#### Given request
Every entry must be given again exactly.

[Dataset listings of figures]
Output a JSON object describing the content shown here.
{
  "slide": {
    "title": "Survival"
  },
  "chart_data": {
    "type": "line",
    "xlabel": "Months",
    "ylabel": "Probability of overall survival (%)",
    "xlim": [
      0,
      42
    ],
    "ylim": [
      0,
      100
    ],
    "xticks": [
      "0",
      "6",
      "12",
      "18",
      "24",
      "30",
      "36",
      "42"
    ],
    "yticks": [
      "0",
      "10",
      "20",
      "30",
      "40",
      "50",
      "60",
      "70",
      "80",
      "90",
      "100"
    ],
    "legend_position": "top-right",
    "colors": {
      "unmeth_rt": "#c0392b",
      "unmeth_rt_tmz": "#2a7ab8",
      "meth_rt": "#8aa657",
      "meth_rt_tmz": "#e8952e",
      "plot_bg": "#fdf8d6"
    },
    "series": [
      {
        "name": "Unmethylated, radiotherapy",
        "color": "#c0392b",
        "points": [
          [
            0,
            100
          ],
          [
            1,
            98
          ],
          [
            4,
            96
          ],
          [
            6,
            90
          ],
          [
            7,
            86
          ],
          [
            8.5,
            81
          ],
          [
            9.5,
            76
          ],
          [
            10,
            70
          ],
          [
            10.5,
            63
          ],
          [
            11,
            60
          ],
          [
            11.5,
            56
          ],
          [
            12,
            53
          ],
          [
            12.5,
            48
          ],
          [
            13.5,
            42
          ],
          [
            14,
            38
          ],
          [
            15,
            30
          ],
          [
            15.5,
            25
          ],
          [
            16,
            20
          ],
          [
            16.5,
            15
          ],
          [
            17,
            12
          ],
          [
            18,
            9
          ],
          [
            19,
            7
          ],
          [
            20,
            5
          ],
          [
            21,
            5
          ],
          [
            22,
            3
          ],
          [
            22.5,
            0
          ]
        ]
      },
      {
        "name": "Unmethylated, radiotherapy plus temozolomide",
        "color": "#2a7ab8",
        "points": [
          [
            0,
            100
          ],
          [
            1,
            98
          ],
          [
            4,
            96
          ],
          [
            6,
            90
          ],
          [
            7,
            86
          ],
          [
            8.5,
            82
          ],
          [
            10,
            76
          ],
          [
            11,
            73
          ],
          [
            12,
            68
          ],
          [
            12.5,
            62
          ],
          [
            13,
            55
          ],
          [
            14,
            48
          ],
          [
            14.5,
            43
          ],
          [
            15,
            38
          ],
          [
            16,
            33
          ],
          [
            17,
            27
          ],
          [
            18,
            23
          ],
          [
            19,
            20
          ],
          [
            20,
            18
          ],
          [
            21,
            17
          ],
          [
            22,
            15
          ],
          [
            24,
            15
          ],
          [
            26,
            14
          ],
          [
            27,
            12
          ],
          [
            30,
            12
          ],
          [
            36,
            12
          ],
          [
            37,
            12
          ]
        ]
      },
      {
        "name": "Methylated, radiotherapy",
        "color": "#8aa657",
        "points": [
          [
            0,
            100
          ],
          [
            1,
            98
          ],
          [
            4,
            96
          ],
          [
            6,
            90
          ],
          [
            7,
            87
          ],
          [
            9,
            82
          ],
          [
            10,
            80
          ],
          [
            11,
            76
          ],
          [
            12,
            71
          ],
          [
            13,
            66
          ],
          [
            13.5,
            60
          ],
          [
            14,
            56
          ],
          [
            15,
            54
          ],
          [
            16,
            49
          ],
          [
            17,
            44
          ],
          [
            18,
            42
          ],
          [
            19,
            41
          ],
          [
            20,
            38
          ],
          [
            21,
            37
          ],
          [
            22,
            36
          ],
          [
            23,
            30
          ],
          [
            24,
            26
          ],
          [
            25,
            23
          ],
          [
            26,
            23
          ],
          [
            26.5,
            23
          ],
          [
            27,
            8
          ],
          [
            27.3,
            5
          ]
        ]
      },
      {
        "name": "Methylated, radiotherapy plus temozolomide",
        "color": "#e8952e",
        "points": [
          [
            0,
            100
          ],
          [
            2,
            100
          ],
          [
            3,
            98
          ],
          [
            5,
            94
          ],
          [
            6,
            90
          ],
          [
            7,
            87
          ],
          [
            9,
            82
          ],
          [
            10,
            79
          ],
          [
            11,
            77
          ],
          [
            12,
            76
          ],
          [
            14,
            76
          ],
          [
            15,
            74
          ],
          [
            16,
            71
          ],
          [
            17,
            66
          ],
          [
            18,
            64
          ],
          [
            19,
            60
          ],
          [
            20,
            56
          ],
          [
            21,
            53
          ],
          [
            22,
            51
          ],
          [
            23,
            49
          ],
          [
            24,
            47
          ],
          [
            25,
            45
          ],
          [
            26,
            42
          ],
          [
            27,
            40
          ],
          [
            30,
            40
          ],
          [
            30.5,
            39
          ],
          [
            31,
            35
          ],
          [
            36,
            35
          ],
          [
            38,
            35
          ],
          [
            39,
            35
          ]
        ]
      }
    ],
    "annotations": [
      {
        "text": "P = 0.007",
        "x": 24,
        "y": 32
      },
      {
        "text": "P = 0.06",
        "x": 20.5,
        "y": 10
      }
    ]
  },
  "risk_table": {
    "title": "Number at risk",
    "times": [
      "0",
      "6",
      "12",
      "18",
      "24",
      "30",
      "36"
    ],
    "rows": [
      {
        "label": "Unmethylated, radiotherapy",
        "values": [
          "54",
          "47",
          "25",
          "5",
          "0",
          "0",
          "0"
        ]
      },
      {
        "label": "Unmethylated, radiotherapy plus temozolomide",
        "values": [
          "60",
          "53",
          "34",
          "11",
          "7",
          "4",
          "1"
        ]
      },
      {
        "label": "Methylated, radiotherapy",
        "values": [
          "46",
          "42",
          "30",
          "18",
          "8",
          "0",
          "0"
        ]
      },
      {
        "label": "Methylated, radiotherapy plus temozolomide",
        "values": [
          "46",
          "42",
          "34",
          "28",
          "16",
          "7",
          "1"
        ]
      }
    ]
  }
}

#### Solution to this task
Output a JSON object describing the content shown here.
{
  "slide": {
    "title": "Survival"
  },
  "chart_data": {
    "type": "line",
    "xlabel": "Months",
    "ylabel": "Probability of overall survival (%)",
    "xlim": [
      0,
      42
    ],
    "ylim": [
      0,
      100
    ],
    "xticks": [
      "0",
      "6",
      "12",
      "18",
      "24",
      "30",
      "36",
      "42"
    ],
    "yticks": [
      "0",
      "10",
      "20",
      "30",
      "40",
      "50",
      "60",
      "70",
      "80",
      "90",
      "100"
    ],
    "legend_position": "top-right",
    "colors": {
      "unmeth_rt": "#c0392b",
      "unmeth_rt_tmz": "#2a7ab8",
      "meth_rt": "#8aa657",
      "meth_rt_tmz": "#e8952e",
      "plot_bg": "#fdf8d6"
    },
    "series": [
      {
        "name": "Unmethylated, radiotherapy",
        "color": "#c0392b",
        "points": [
          [
            0,
            100
          ],
          [
            1,
            98
          ],
          [
            4,
            96
          ],
          [
            6,
            90
          ],
          [
            7,
            86
          ],
          [
            8.5,
            81
          ],
          [
            9.5,
            76
          ],
          [
            10,
            70
          ],
          [
            10.5,
            63
          ],
          [
            11,
            60
          ],
          [
            11.5,
            56
          ],
          [
            12,
            53
          ],
          [
            12.5,
            48
          ],
          [
            13.5,
            42
          ],
          [
            14,
            38
          ],
          [
            15,
            30
          ],
          [
            15.5,
            25
          ],
          [
            16,
            20
          ],
          [
            16.5,
            15
          ],
          [
            17,
            12
          ],
          [
            18,
            9
          ],
          [
            19,
            7
          ],
          [
            20,
            5
          ],
          [
            21,
            5
          ],
          [
            22,
            3
          ],
          [
            22.5,
            0
          ]
        ]
      },
      {
        "name": "Unmethylated, radiotherapy plus temozolomide",
        "color": "#2a7ab8",
        "points": [
          [
            0,
            100
          ],
          [
            1,
            98
          ],
          [
            4,
            96
          ],
          [
            6,
            90
          ],
          [
            7,
            86
          ],
          [
            8.5,
            82
          ],
          [
            10,
            76
          ],
          [
            11,
            73
          ],
          [
            12,
            68
          ],
          [
            12.5,
            62
          ],
          [
            13,
            55
          ],
          [
            14,
            48
          ],
          [
            14.5,
            43
          ],
          [
            15,
            38
          ],
          [
            16,
            33
          ],
          [
            17,
            27
          ],
          [
            18,
            23
          ],
          [
            19,
            20
          ],
          [
            20,
            18
          ],
          [
            21,
            17
          ],
          [
            22,
            15
          ],
          [
            24,
            15
          ],
          [
            26,
            14
          ],
          [
            27,
            12
          ],
          [
            30,
            12
          ],
          [
            36,
            12
          ],
          [
            37,
            12
          ]
        ]
      },
      {
        "name": "Methylated, radiotherapy",
        "color": "#8aa657",
        "points": [
          [
            0,
            100
          ],
          [
            1,
            98
          ],
          [
            4,
            96
          ],
          [
            6,
            90
          ],
          [
            7,
            87
          ],
          [
            9,
            82
          ],
          [
            10,
            80
          ],
          [
            11,
            76
          ],
          [
            12,
            71
          ],
          [
            13,
            66
          ],
          [
            13.5,
            60
          ],
          [
            14,
            56
          ],
          [
            15,
            54
          ],
          [
            16,
            49
          ],
          [
            17,
            44
          ],
          [
            18,
            42
          ],
          [
            19,
            41
          ],
          [
            20,
            38
          ],
          [
            21,
            37
          ],
          [
            22,
            36
          ],
          [
            23,
            30
          ],
          [
            24,
            26
          ],
          [
            25,
            23
          ],
          [
            26,
            23
          ],
          [
            26.5,
            23
          ],
          [
            27,
            8
          ],
          [
            27.3,
            5
          ]
        ]
      },
      {
        "name": "Methylated, radiotherapy plus temozolomide",
        "color": "#e8952e",
        "points": [
          [
            0,
            100
          ],
          [
            2,
            100
          ],
          [
            3,
            98
          ],
          [
            5,
            94
          ],
          [
            6,
            90
          ],
          [
            7,
            87
          ],
          [
            9,
            82
          ],
          [
            10,
            79
          ],
          [
            11,
            77
          ],
          [
            12,
            76
          ],
          [
            14,
            76
          ],
          [
            15,
            74
          ],
          [
            16,
            71
          ],
          [
            17,
            66
          ],
          [
            18,
            64
          ],
          [
            19,
            60
          ],
          [
            20,
            56
          ],
          [
            21,
            53
          ],
          [
            22,
            51
          ],
          [
            23,
            49
          ],
          [
            24,
            47
          ],
          [
            25,
            45
          ],
          [
            26,
            42
          ],
          [
            27,
            40
          ],
          [
            30,
            40
          ],
          [
            30.5,
            39
          ],
          [
            31,
            35
          ],
          [
            36,
            35
          ],
          [
            38,
            35
          ],
          [
            39,
            35
          ]
        ]
      }
    ],
    "annotations": [
      {
        "text": "P = 0.007",
        "x": 24,
        "y": 32
      },
      {
        "text": "P = 0.06",
        "x": 20.5,
        "y": 10
      }
    ]
  },
  "risk_table": {
    "title": "Number at risk",
    "times": [
      "0",
      "6",
      "12",
      "18",
      "24",
      "30",
      "36"
    ],
    "rows": [
      {
        "label": "Unmethylated, radiotherapy",
        "values": [
          "54",
          "47",
          "25",
          "5",
          "0",
          "0",
          "0"
        ]
      },
      {
        "label": "Unmethylated, radiotherapy plus temozolomide",
        "values": [
          "60",
          "53",
          "34",
          "11",
          "7",
          "4",
          "1"
        ]
      },
      {
        "label": "Methylated, radiotherapy",
        "values": [
          "46",
          "42",
          "30",
          "18",
          "8",
          "0",
          "0"
        ]
      },
      {
        "label": "Methylated, radiotherapy plus temozolomide",
        "values": [
          "46",
          "42",
          "34",
          "28",
          "16",
          "7",
          "1"
        ]
      }
    ]
  }
}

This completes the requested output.